■ Passage shown ■
The English language translation of George Long indicates an additional popularizing moment. In this re-emergence from an ancient text through quasi-academic means, the saying garnered new authority and was regularly misattributed to more famous philosophers (Socrates and Epictetus). In some cases (e.g. Denmark), it lost any attribution and became a popular proverb.

Gentle reader, if you’ve used your two eyes and not your two feet and actually made it this far in my journey, you can probably imagine the conclusion. Zeno may have said this originally, or not. The important point is that the idea of the lesson in “Two Ears, One Mouth” was attractive enough to be attached to cultural authorities, transferred and translated, and reinvigorated when rediscovered. Did Paul’s mom read Zeno? Have authors changed attribution to Plato or Socrates because they’re more familiar? Does it matter who said it first?

The truth is, I’m a Homerist not a paroemiologist. But I am also a teacher and a father. I consciously think of Zeno’s words in the classroom and it makes me a better teacher because I resist the urge to talk more. As a father, I also practice listening more, but when I talk, sometimes I quote Paul’s mom and Zeno to my kids: “We have two ears and one mouth, to listen twice as much as we speak”.

[And, yes, I turned it into a t-shirt to, using the easy tools on zazzle.com.]

two ears t-shirt

And, as always, thanks to Paul and his mother.

2 thoughts on “We Have Two Ears, One Mouth: δύο ὦτα ἔχομεν, στόμα δὲ ἕν

  1. This sentiment is also common in Judaism. After a little digging the Orchot Tzadikim (a 15th century book on Jewish ethical teachings) has very similar wording to Paul’s mom (Orchot Tzadikim 21:7): לכך נבראו באדם שתי עינים, ושתי אוזניים, ושתי נחירים, ופה אחד: לומר שימעט בדיבורו. “Therefore man was created with two eyes, two ears, two nostrils and one mouth to say to him that he ought to speak less.” This seems to go back further to Shekel HaKodesh (a 12th century translation from an earlier Jewish text written in Arabic), On Silence and Speaking Opportunely 9.
    ראה נברא אשר ברא לך שוכן בשמים,
    באזנים ועינים, ואפים ורגלים,
    כרעים וכפים, חלצים ושוקים,
    ולשון חד בתוך מסגר ולא תמצא לשונים.
    והכין לושתי חומות, שפתים ושנים,
    ולכן על דבריך יהיה מקשיב בכפליים,
    וללשון תשו אוצר הוא לשומרו לחיים.
    “O creature, see how He who in the heaven dwelleth created thee! Two ears and eyes thou hast, two cheeks and feet; two knees and hands thou hast, two loins and thighs, yet a single tongue in an enclosure hid, but two tongues never. Two walls, moreover, He hath designed, they are the lips and teeth. Doubly cautious be then with thy words, closely thy tongue to heed, and an asset it will be to thee to safeguard thee for life.”

    1. Thanks for adding this. The text “On Silence and Speaking” sounds much like some essays from Plutarch. Perhaps the rhetorical tradition influenced both during the late Hellenistic period/early second sophistic?

■ Information supplied ■
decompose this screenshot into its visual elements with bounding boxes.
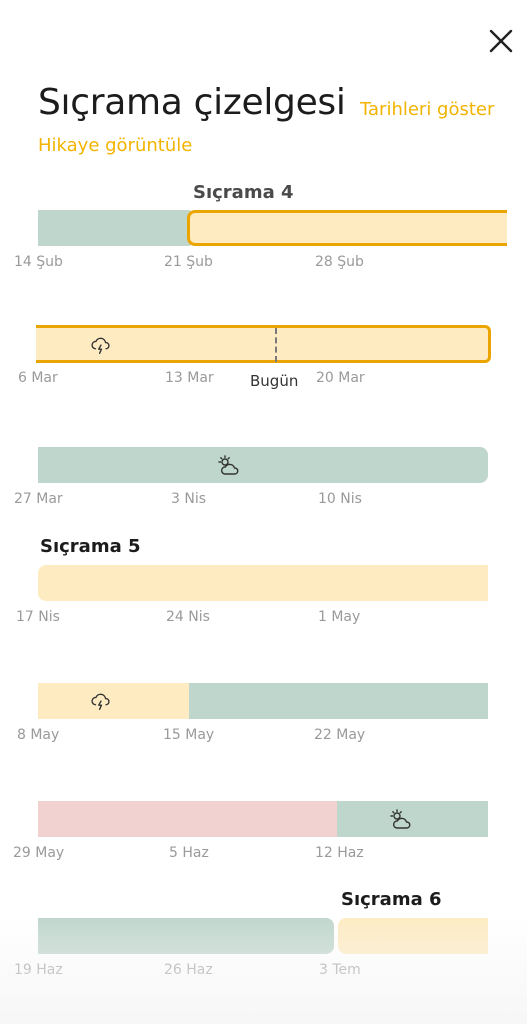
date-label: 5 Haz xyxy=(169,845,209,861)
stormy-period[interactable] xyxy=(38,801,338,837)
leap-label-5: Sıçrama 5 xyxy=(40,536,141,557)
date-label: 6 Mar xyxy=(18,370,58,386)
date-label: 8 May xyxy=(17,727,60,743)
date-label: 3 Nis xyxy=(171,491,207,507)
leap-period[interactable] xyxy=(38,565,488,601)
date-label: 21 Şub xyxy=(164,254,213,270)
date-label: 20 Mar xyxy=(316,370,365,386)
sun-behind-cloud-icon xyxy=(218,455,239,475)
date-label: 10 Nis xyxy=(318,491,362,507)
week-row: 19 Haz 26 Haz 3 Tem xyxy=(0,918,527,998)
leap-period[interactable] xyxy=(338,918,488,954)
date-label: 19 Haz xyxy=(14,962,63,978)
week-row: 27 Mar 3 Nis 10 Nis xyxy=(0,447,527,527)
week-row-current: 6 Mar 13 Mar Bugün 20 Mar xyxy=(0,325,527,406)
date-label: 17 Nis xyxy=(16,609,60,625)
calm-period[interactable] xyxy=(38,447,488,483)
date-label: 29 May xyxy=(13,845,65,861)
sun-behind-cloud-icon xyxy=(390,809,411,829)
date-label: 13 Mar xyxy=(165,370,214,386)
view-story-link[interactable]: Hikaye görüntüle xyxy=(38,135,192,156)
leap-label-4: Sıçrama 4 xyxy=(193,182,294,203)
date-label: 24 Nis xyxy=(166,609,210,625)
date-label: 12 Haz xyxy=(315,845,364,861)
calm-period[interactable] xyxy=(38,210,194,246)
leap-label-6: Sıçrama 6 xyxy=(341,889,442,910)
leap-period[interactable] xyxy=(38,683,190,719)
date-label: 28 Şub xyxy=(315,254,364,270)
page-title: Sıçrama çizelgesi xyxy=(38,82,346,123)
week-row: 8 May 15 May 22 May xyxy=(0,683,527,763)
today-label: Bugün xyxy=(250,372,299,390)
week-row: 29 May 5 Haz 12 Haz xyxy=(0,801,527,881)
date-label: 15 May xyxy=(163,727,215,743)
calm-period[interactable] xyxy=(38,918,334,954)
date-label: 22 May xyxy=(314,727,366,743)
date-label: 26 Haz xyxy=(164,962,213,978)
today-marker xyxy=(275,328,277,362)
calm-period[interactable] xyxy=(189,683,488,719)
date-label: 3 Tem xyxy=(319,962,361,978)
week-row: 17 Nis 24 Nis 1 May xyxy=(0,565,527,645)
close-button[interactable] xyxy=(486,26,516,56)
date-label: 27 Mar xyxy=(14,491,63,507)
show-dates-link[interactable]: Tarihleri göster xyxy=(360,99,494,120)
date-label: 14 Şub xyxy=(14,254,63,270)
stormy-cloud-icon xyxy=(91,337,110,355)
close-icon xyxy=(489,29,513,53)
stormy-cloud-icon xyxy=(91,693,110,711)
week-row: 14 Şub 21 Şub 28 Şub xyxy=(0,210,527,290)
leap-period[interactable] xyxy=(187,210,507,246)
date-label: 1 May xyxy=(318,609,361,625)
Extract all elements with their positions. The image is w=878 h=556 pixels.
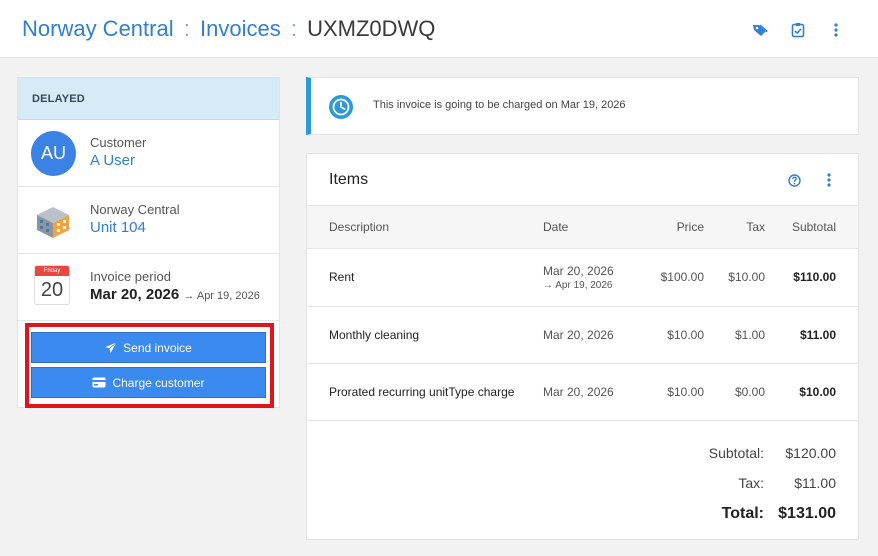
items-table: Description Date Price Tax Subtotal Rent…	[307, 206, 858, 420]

■ Short task ■
Output the passage about the "two ears, one mouth" saying verbatim, from "two ears t-shirt" up to and including "Speaking Opportunely 9.".

■ Response to this task ■
two ears t-shirt

And, as always, thanks to Paul and his mother.

2 thoughts on “We Have Two Ears, One Mouth: δύο ὦτα ἔχομεν, στόμα δὲ ἕν

  1. This sentiment is also common in Judaism. After a little digging the Orchot Tzadikim (a 15th century book on Jewish ethical teachings) has very similar wording to Paul’s mom (Orchot Tzadikim 21:7): לכך נבראו באדם שתי עינים, ושתי אוזניים, ושתי נחירים, ופה אחד: לומר שימעט בדיבורו. “Therefore man was created with two eyes, two ears, two nostrils and one mouth to say to him that he ought to speak less.” This seems to go back further to Shekel HaKodesh (a 12th century translation from an earlier Jewish text written in Arabic), On Silence and Speaking Opportunely 9.